Opinion
E081254
06-07-2024
THE PEOPLE, Plaintiff and Respondent, v. CHRISTIAN MARK SCHNEIDER, Defendant and Appellant.
Russell S. Babcock, under appointment by the Court of Appeal, for Defendant and Appellant. Rob Bonta, Attorney General, Lance E. Winters, Chief Assistant Attorney General, Charles C. Ragland, Assistant Attorney General, Collette C. Cavalier and James Spradley, Deputy Attorneys General, for Plaintiff and Respondent.
NOT TO BE PUBLISHED
APPEAL from the Superior Court of San Bernardino County. No. FWV22002820, Katrina West, Judge. Affirmed.
Russell S. Babcock, under appointment by the Court of Appeal, for Defendant and Appellant.
Rob Bonta, Attorney General, Lance E. Winters, Chief Assistant Attorney General, Charles C. Ragland, Assistant Attorney General, Collette C. Cavalier and James Spradley, Deputy Attorneys General, for Plaintiff and Respondent.
OPINION
RAPHAEL J.
A jury acquitted defendant and appellant Christian Mark Schneider of a felony count of making criminal threats (Pen. Code, § 422 (count 1)). It convicted him of a second count of the same offense, committed against the same victim but on a different day and charged as a misdemeanor (count 2). Schneider argues his conviction is not supported by substantial evidence. We affirm.

--------------------

-- Tasks for this exercise --
A. Please recast the paragraph in the court opinion that begins "A jury acquitted defendant" as a short bulleted list that keeps its main facts.
B. Carry the court opinion forward from its last sentence.
The rows after the court opinion have no part in this work.

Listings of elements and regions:
--------------------

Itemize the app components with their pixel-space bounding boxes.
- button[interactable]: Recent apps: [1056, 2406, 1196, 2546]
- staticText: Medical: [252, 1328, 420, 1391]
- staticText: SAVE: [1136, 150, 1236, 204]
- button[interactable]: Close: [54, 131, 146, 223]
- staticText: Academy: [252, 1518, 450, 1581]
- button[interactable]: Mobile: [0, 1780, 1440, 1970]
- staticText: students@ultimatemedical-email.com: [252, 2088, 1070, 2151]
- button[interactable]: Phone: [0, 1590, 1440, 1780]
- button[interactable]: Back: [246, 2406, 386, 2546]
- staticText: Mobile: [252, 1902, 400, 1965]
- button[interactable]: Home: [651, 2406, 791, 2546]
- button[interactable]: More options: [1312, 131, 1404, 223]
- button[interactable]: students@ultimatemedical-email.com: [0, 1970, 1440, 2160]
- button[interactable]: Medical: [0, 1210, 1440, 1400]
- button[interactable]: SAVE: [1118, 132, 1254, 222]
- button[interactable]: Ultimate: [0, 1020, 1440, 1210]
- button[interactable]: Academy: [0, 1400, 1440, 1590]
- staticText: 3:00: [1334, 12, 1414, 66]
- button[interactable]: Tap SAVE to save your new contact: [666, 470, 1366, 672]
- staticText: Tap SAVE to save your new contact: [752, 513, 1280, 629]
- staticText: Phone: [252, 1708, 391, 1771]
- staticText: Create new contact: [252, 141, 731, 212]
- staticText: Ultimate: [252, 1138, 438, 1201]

--------------------

-- Answers provided --
A.
- A jury acquitted Christian Mark Schneider of a felony count of making criminal threats (Pen. Code, § 422, count 1).
- The jury convicted him of a second count of the same offense (count 2). It involved the same victim, was committed on a different day, and was charged as a misdemeanor.
- Schneider argues that substantial evidence does not support his conviction.
- The court affirms.

B.
Undesignated statutory references are to the Penal Code.
FACTS
According to the prosecution, Schneider twice criminally threatened the same mall security guard. The first incident, on August 8, 2022, was charged in count 2 as a misdemeanor, while the second, on August 13, 2022, was charged in count 1 as a felony. The jury acquitted Schneider of count 1, however, so we will focus our discussion on count 2.
"Multiple times" in the 10 days before August 8, 2022, the security guard had asked Schneider to leave the mall property. The security guard testified those previous encounters were "negative experiences," as Schneider did not respond well to the security guard's requests.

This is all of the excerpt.